** INFORMATION GIVEN **
▬▬▬▬▬▬
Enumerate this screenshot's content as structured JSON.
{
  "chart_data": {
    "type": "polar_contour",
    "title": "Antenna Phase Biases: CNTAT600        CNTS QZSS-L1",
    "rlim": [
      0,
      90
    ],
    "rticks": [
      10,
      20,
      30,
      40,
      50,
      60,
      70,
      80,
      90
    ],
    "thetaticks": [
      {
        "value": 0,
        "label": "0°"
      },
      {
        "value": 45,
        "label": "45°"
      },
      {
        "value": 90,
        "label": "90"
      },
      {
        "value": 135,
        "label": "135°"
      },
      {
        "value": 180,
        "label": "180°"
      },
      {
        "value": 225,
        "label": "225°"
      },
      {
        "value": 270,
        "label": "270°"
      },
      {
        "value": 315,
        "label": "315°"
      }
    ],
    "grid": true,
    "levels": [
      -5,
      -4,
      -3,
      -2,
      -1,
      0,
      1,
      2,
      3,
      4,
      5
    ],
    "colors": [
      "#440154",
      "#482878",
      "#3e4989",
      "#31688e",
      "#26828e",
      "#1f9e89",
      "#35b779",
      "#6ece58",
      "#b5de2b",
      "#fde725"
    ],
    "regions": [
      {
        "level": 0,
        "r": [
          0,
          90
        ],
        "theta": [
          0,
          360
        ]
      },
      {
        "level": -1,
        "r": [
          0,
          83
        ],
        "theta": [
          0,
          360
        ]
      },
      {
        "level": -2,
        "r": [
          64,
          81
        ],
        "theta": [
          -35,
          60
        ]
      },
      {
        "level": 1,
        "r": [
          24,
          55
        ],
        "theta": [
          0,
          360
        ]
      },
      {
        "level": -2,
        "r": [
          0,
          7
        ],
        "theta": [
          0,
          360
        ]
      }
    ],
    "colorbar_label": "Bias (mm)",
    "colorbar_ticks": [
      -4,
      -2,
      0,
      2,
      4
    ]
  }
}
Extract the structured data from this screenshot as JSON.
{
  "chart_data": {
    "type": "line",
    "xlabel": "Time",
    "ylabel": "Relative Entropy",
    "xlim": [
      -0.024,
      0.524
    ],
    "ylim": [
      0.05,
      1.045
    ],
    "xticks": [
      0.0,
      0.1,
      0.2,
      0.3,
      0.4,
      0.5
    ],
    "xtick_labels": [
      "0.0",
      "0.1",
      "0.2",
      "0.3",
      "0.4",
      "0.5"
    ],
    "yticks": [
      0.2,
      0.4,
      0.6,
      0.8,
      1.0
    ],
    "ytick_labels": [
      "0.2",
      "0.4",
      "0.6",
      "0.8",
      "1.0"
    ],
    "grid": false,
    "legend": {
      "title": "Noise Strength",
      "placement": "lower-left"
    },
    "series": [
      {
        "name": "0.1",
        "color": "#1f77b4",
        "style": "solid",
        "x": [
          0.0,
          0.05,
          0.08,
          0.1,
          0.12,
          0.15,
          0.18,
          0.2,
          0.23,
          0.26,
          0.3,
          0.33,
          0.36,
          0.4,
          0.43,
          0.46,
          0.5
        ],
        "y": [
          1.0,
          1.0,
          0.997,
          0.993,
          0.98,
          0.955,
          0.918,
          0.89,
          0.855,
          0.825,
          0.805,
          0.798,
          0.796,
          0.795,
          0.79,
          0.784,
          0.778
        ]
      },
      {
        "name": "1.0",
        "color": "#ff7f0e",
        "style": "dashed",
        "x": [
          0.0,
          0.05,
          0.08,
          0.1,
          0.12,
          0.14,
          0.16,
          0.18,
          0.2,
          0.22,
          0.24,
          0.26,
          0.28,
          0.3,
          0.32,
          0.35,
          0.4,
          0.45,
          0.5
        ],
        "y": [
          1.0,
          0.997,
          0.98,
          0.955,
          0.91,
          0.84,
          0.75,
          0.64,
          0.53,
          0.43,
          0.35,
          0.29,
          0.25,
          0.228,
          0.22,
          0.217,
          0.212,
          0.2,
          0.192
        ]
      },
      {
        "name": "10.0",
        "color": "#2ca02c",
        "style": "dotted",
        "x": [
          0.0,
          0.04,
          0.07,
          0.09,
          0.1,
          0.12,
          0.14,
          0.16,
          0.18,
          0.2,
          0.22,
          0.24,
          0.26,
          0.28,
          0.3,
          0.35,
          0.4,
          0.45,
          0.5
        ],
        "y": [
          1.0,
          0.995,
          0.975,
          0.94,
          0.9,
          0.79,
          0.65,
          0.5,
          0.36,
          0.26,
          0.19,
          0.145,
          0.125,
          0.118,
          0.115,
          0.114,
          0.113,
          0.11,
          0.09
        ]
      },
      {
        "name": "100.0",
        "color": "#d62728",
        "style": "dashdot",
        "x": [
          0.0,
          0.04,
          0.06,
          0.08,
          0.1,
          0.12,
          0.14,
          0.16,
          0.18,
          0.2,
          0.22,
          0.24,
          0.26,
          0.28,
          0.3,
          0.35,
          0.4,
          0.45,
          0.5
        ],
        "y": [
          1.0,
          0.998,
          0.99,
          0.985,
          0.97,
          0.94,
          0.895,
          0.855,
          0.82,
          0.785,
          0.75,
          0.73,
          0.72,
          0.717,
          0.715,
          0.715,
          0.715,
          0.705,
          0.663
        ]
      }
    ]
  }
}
▬▬▬▬▬▬
** EXERCISE INSTRUCTIONS **
Repeat every entry word for word.

** THE OUTPUT **
Enumerate this screenshot's content as structured JSON.
{
  "chart_data": {
    "type": "polar_contour",
    "title": "Antenna Phase Biases: CNTAT600        CNTS QZSS-L1",
    "rlim": [
      0,
      90
    ],
    "rticks": [
      10,
      20,
      30,
      40,
      50,
      60,
      70,
      80,
      90
    ],
    "thetaticks": [
      {
        "value": 0,
        "label": "0°"
      },
      {
        "value": 45,
        "label": "45°"
      },
      {
        "value": 90,
        "label": "90"
      },
      {
        "value": 135,
        "label": "135°"
      },
      {
        "value": 180,
        "label": "180°"
      },
      {
        "value": 225,
        "label": "225°"
      },
      {
        "value": 270,
        "label": "270°"
      },
      {
        "value": 315,
        "label": "315°"
      }
    ],
    "grid": true,
    "levels": [
      -5,
      -4,
      -3,
      -2,
      -1,
      0,
      1,
      2,
      3,
      4,
      5
    ],
    "colors": [
      "#440154",
      "#482878",
      "#3e4989",
      "#31688e",
      "#26828e",
      "#1f9e89",
      "#35b779",
      "#6ece58",
      "#b5de2b",
      "#fde725"
    ],
    "regions": [
      {
        "level": 0,
        "r": [
          0,
          90
        ],
        "theta": [
          0,
          360
        ]
      },
      {
        "level": -1,
        "r": [
          0,
          83
        ],
        "theta": [
          0,
          360
        ]
      },
      {
        "level": -2,
        "r": [
          64,
          81
        ],
        "theta": [
          -35,
          60
        ]
      },
      {
        "level": 1,
        "r": [
          24,
          55
        ],
        "theta": [
          0,
          360
        ]
      },
      {
        "level": -2,
        "r": [
          0,
          7
        ],
        "theta": [
          0,
          360
        ]
      }
    ],
    "colorbar_label": "Bias (mm)",
    "colorbar_ticks": [
      -4,
      -2,
      0,
      2,
      4
    ]
  }
}
Extract the structured data from this screenshot as JSON.
{
  "chart_data": {
    "type": "line",
    "xlabel": "Time",
    "ylabel": "Relative Entropy",
    "xlim": [
      -0.024,
      0.524
    ],
    "ylim": [
      0.05,
      1.045
    ],
    "xticks": [
      0.0,
      0.1,
      0.2,
      0.3,
      0.4,
      0.5
    ],
    "xtick_labels": [
      "0.0",
      "0.1",
      "0.2",
      "0.3",
      "0.4",
      "0.5"
    ],
    "yticks": [
      0.2,
      0.4,
      0.6,
      0.8,
      1.0
    ],
    "ytick_labels": [
      "0.2",
      "0.4",
      "0.6",
      "0.8",
      "1.0"
    ],
    "grid": false,
    "legend": {
      "title": "Noise Strength",
      "placement": "lower-left"
    },
    "series": [
      {
        "name": "0.1",
        "color": "#1f77b4",
        "style": "solid",
        "x": [
          0.0,
          0.05,
          0.08,
          0.1,
          0.12,
          0.15,
          0.18,
          0.2,
          0.23,
          0.26,
          0.3,
          0.33,
          0.36,
          0.4,
          0.43,
          0.46,
          0.5
        ],
        "y": [
          1.0,
          1.0,
          0.997,
          0.993,
          0.98,
          0.955,
          0.918,
          0.89,
          0.855,
          0.825,
          0.805,
          0.798,
          0.796,
          0.795,
          0.79,
          0.784,
          0.778
        ]
      },
      {
        "name": "1.0",
        "color": "#ff7f0e",
        "style": "dashed",
        "x": [
          0.0,
          0.05,
          0.08,
          0.1,
          0.12,
          0.14,
          0.16,
          0.18,
          0.2,
          0.22,
          0.24,
          0.26,
          0.28,
          0.3,
          0.32,
          0.35,
          0.4,
          0.45,
          0.5
        ],
        "y": [
          1.0,
          0.997,
          0.98,
          0.955,
          0.91,
          0.84,
          0.75,
          0.64,
          0.53,
          0.43,
          0.35,
          0.29,
          0.25,
          0.228,
          0.22,
          0.217,
          0.212,
          0.2,
          0.192
        ]
      },
      {
        "name": "10.0",
        "color": "#2ca02c",
        "style": "dotted",
        "x": [
          0.0,
          0.04,
          0.07,
          0.09,
          0.1,
          0.12,
          0.14,
          0.16,
          0.18,
          0.2,
          0.22,
          0.24,
          0.26,
          0.28,
          0.3,
          0.35,
          0.4,
          0.45,
          0.5
        ],
        "y": [
          1.0,
          0.995,
          0.975,
          0.94,
          0.9,
          0.79,
          0.65,
          0.5,
          0.36,
          0.26,
          0.19,
          0.145,
          0.125,
          0.118,
          0.115,
          0.114,
          0.113,
          0.11,
          0.09
        ]
      },
      {
        "name": "100.0",
        "color": "#d62728",
        "style": "dashdot",
        "x": [
          0.0,
          0.04,
          0.06,
          0.08,
          0.1,
          0.12,
          0.14,
          0.16,
          0.18,
          0.2,
          0.22,
          0.24,
          0.26,
          0.28,
          0.3,
          0.35,
          0.4,
          0.45,
          0.5
        ],
        "y": [
          1.0,
          0.998,
          0.99,
          0.985,
          0.97,
          0.94,
          0.895,
          0.855,
          0.82,
          0.785,
          0.75,
          0.73,
          0.72,
          0.717,
          0.715,
          0.715,
          0.715,
          0.705,
          0.663
        ]
      }
    ]
  }
}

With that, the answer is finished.